Reproduce the listing word for word, starting at its first line and stopping after the line that contains "funnel-icon[interactable]: [244, 816, 264, 834]".

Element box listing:
⁂

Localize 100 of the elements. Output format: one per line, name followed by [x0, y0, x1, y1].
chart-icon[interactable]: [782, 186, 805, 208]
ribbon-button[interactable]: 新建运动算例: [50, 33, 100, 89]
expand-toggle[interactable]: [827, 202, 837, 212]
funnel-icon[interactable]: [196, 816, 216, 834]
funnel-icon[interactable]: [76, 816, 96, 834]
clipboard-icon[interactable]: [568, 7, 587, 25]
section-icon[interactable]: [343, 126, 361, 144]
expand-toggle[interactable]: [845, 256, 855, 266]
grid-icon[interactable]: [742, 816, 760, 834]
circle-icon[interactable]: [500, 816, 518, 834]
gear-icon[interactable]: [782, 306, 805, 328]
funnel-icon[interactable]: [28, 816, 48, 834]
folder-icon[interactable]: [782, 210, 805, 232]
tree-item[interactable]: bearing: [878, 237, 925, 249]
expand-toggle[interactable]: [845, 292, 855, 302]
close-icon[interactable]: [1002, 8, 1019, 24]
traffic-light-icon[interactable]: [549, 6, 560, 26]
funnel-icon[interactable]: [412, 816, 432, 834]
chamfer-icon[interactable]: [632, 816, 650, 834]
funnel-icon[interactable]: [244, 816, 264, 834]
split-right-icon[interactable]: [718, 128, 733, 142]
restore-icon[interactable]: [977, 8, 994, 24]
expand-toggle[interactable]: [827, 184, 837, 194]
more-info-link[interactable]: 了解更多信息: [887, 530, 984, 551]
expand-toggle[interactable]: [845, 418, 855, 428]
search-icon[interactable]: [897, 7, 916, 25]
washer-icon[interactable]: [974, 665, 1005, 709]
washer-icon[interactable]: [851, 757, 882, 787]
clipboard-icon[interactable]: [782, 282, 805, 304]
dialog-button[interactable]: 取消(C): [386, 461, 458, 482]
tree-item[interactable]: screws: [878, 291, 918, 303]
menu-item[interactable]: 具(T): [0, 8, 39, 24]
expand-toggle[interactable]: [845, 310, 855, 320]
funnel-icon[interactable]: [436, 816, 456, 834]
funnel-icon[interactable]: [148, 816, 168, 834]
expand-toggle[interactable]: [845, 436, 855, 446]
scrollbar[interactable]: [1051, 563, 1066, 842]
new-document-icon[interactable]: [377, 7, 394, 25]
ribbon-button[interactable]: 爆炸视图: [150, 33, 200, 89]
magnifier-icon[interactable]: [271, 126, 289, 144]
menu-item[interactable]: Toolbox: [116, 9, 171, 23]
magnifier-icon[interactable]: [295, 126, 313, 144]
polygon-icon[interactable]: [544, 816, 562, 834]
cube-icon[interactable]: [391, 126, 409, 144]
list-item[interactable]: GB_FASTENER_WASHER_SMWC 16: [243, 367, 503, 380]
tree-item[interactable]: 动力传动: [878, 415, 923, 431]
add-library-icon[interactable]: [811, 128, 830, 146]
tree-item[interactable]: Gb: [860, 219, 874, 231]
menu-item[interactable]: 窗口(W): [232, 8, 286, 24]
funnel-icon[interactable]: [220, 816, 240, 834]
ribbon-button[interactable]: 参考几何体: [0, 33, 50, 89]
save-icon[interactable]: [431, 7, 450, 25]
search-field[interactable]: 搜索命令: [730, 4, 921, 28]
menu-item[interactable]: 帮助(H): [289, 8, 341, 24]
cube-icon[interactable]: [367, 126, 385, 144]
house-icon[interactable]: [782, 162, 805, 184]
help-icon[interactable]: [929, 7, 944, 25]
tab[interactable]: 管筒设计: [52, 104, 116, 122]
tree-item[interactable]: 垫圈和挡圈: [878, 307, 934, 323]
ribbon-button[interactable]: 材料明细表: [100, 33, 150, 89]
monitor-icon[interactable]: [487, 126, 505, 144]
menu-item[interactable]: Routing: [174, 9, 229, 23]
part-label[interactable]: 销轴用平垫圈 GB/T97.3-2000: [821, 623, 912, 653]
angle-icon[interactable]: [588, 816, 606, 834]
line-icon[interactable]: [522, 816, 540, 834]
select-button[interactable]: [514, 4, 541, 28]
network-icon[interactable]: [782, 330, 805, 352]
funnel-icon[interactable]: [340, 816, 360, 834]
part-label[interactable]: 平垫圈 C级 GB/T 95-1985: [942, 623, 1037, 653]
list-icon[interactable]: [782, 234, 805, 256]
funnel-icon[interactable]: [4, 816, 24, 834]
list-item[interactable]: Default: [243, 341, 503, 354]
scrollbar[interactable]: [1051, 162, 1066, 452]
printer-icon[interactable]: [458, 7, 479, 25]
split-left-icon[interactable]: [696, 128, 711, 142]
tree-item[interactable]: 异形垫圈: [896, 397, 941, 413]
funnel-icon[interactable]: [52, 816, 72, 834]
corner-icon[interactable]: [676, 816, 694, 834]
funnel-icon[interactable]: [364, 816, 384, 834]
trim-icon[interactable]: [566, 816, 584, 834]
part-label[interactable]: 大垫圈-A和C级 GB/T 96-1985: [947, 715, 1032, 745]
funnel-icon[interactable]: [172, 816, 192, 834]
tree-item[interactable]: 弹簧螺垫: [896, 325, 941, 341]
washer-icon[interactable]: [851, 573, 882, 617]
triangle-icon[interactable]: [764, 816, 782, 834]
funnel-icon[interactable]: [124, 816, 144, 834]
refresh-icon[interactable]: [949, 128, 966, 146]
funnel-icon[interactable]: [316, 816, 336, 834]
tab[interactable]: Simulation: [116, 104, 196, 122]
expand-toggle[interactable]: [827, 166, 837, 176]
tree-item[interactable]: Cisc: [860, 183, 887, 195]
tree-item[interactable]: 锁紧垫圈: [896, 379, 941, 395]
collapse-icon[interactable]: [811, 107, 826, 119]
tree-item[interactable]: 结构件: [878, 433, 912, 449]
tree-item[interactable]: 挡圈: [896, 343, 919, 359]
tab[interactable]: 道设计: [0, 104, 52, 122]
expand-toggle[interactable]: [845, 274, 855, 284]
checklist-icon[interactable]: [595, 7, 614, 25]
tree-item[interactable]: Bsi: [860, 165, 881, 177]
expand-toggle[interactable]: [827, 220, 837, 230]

⁂

## SOLUTION TO THE EXERCISE
Localize 100 of the elements. Output format: one per line, name followed by [x0, y0, x1, y1].
chart-icon[interactable]: [782, 186, 805, 208]
ribbon-button[interactable]: 新建运动算例: [50, 33, 100, 89]
expand-toggle[interactable]: [827, 202, 837, 212]
funnel-icon[interactable]: [196, 816, 216, 834]
funnel-icon[interactable]: [76, 816, 96, 834]
clipboard-icon[interactable]: [568, 7, 587, 25]
section-icon[interactable]: [343, 126, 361, 144]
expand-toggle[interactable]: [845, 256, 855, 266]
grid-icon[interactable]: [742, 816, 760, 834]
circle-icon[interactable]: [500, 816, 518, 834]
gear-icon[interactable]: [782, 306, 805, 328]
funnel-icon[interactable]: [28, 816, 48, 834]
folder-icon[interactable]: [782, 210, 805, 232]
tree-item[interactable]: bearing: [878, 237, 925, 249]
expand-toggle[interactable]: [845, 292, 855, 302]
close-icon[interactable]: [1002, 8, 1019, 24]
traffic-light-icon[interactable]: [549, 6, 560, 26]
funnel-icon[interactable]: [412, 816, 432, 834]
chamfer-icon[interactable]: [632, 816, 650, 834]
funnel-icon[interactable]: [244, 816, 264, 834]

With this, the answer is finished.